> _Selection_:
------------------------------------------------------------

The interest in computer vision started with a quest to make machines comprehend images to enhance the possibilities of image processing.

In this article, we cover basic image processing techniques, with ready-to-use code, and examples to understand concepts better. Various low-level vision algorithms dealing with image features like edges, contours, etc are considered.

Python and OpenCV will be our go-to resources. You may get stuck during installation, coding, compiling, or error-handling. You can refer to StackOverflow, Python docs, etc, to clarify to get solutions to the problems at hand. We find instructions for installation of OpenCV and its dependencies on the website mentioned in the references. You can also take up a free computer vision online course to help you understand the essential concepts to build a successful career.

Image processing

Let us understand the basic building block of an image – the pixels. The pixels are the most fundamental blocks in an image. A high definition (HD) image has higher volume of these pixels and a lower resolution image would have fewer pixels. The world is wrapped in a continuous field of reality, and the thought of pixelating the world is mind-boggling – which can you an understanding of how difficult it would be to apply concepts of computer vision for real world applications

Consider the two images: grayscale and colour. In the former, each pixel ranges between 0 and 255, where 0 is black and 255 is white. In the latter, three-colour channels together present the various colours present in the vast spectrum.

Let us look at the code to read and write an image.

1. import cv2
2. image =cv2.imread("messi.jpg")
3. cv2.imshow("Image", image)

The first line imports the library OpenCV, and we are accessing a file named “messi.jpg” present in the same directory as the code. Download an image and name it as messi.jpg, and store it in the same directory as the one with the code in it. Only then will the above code work. Finally, we print the image onto the output screen with the dialog box named “Image”. 

Images are arrays of integers ranging between two numbers, depending on the number of bits used to represent each pixel. For example, in a 1-bit image, the number of colour choices for each pixel is white(1) or black(0).

What happens if we increase the number of bits in an image?

An increase in the number of bits results a larger variation in the representation of colours, and thus the contrast, sharpness and brightness standards increase. These images, as mentioned earlier, are 2-D arrays with grayscale and 3-D arrays, with colour images. Thus, processing of images means manipulating these images strategically to get the desired results. We’ve mentioned a few image transformations below for your reference.

There are common techniques applied to images, including translation, rotation, re-sizing, flipping, and cropping. Adobe Photoshop implements low-level and mid-level feature transformations. A few tools that Photoshop provides are easy to code. Let us explore a few of these.

1. Translation

The translation is a technique for shifting of an image along the x-axis and y-axis. Used to shift an image up, down, left, or right, along with any combination of the above translation is a good place to start. 

 1.image = cv2.imread("messi.jpg")
    2.cv2.imshow("Original", image)
    3.translation_matrix = np.float32([[1, 0, 25], [0, 1, 50]])
    4.shifted = cv2.warpAffine(image, translation_matirx, (image.shape[1], image.shape[0]))

------------------------------------------------------------

> _Raw records_:
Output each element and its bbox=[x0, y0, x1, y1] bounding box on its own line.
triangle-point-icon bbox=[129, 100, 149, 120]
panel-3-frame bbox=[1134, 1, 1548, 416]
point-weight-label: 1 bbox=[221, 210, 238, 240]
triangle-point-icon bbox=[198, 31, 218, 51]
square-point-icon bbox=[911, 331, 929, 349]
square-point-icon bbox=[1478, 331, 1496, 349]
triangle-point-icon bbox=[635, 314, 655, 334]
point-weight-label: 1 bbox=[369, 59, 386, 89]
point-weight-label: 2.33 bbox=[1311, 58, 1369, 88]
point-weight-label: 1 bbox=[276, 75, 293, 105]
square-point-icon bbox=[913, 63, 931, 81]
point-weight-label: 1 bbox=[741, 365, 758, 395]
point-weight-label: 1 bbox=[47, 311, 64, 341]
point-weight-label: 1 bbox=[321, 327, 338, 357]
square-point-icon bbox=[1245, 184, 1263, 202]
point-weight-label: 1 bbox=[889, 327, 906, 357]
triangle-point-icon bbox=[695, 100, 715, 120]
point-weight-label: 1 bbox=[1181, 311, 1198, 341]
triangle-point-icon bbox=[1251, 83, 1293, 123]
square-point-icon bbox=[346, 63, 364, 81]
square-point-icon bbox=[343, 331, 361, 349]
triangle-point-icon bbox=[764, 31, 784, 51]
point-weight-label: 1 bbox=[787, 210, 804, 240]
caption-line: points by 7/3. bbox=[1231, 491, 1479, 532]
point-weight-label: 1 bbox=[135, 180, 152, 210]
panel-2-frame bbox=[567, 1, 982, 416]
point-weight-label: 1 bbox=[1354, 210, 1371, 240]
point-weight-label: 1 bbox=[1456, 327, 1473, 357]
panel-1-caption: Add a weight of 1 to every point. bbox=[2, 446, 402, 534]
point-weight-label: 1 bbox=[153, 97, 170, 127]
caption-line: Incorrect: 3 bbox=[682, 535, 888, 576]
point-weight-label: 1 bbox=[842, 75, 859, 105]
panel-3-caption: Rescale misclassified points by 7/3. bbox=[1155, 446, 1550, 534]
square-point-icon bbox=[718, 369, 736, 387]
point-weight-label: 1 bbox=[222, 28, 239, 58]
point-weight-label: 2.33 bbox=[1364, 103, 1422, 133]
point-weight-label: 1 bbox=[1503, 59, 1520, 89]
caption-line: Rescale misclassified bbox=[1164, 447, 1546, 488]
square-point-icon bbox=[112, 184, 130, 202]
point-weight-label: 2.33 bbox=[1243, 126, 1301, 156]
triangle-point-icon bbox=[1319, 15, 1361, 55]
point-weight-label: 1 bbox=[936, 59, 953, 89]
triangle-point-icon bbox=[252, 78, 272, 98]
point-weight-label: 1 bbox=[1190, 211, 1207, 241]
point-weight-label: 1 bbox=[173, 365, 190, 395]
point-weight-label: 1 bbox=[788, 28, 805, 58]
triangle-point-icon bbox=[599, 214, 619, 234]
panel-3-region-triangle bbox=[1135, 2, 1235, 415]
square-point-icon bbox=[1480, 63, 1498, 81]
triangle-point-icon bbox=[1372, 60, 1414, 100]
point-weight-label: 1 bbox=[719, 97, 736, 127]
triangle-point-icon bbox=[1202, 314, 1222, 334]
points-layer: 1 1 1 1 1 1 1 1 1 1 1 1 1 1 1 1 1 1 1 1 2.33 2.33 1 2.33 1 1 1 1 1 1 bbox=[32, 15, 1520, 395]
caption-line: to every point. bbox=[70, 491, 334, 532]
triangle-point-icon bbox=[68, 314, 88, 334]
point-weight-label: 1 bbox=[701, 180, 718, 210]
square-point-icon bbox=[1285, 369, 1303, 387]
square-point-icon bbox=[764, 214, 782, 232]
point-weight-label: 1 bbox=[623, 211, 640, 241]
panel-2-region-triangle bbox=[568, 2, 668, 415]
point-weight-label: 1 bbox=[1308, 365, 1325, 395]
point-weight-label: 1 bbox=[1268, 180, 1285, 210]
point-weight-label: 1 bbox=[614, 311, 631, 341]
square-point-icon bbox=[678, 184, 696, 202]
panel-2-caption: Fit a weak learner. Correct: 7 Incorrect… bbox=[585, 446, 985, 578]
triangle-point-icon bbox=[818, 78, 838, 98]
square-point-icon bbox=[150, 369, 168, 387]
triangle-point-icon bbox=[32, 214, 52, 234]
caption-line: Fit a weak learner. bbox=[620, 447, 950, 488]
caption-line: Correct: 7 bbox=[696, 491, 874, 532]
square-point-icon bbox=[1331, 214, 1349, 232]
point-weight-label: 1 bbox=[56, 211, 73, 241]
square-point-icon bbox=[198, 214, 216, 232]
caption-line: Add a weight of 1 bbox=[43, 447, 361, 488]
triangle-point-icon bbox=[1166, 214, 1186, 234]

------------------------------------------------------------

> _Aim_:
Extend the image processing tutorial past its last line of code. The entries have nothing to do with this.

> _Answer to this problem_:
    5.cv2.imshow("Shifted Down and Right", shifted)
    6.M = np.float32([[1, 0, -50], [0, 1, -90]])
    7.shifted = cv2.warpAffine(image, translation_matrix, (image.shape[1], image.shape[0]))
    8.cv2.imshow("Shifted Up and Left", shifted)

The actual translation takes place on lines 3-5, where we initially define our translation matrix translation_matirx. This matrix handles the number of pixels that shift in any of the directions. The translation matrix “translation_matrix“ is a floating-point array. OpenCV expects the matrix to be of floating-point type. The first row of the matrix is [1, 0, shift_num_x], where shift_num_x is the number of pixels of shift for the image. Negative values of shift_num_x will shift the image to the left and positive values will shift the image to the right. The second row of the matrix is [0, 1, shift_num_y], where shift_num_y is the number of pixels the image shifts, up or down. The negative value of shift_num_y will shift the image up and positive values will shift the image down.

Now that we define the translation matrix, the actual translation takes place on Line 4 using the cv2.warpAffine function. 

What are the parameters for the cv2.warpAffine function?

The first argument is the image of interest and the second argument is the translation matrix translation_matrix

The dimensions (width and height) of our image are provided in place of the third argument. Line 5 shows the results of the translation. 

2. Re-sizing

Re-sizing is the next transformation. The inbuilt function provided by OpenCV accomplishes this task. An example always makes it easier to understand. 

 1.image = cv2.imread("messi.jpg")
    2.cv2.imshow("Original", image)
    3.r = 150.0 / image.shape[1]
    4.dim = (150, int(image.shape[0] * r))
    5.resized = cv2.resize(image, dim, interpolation = cv2.INTER_AREA)
    6.cv2.imshow("Resized (Width)", resized)

In the above code, re-sizing happens in lines 3-5. In line 3, we calculate the aspect ratio of the image.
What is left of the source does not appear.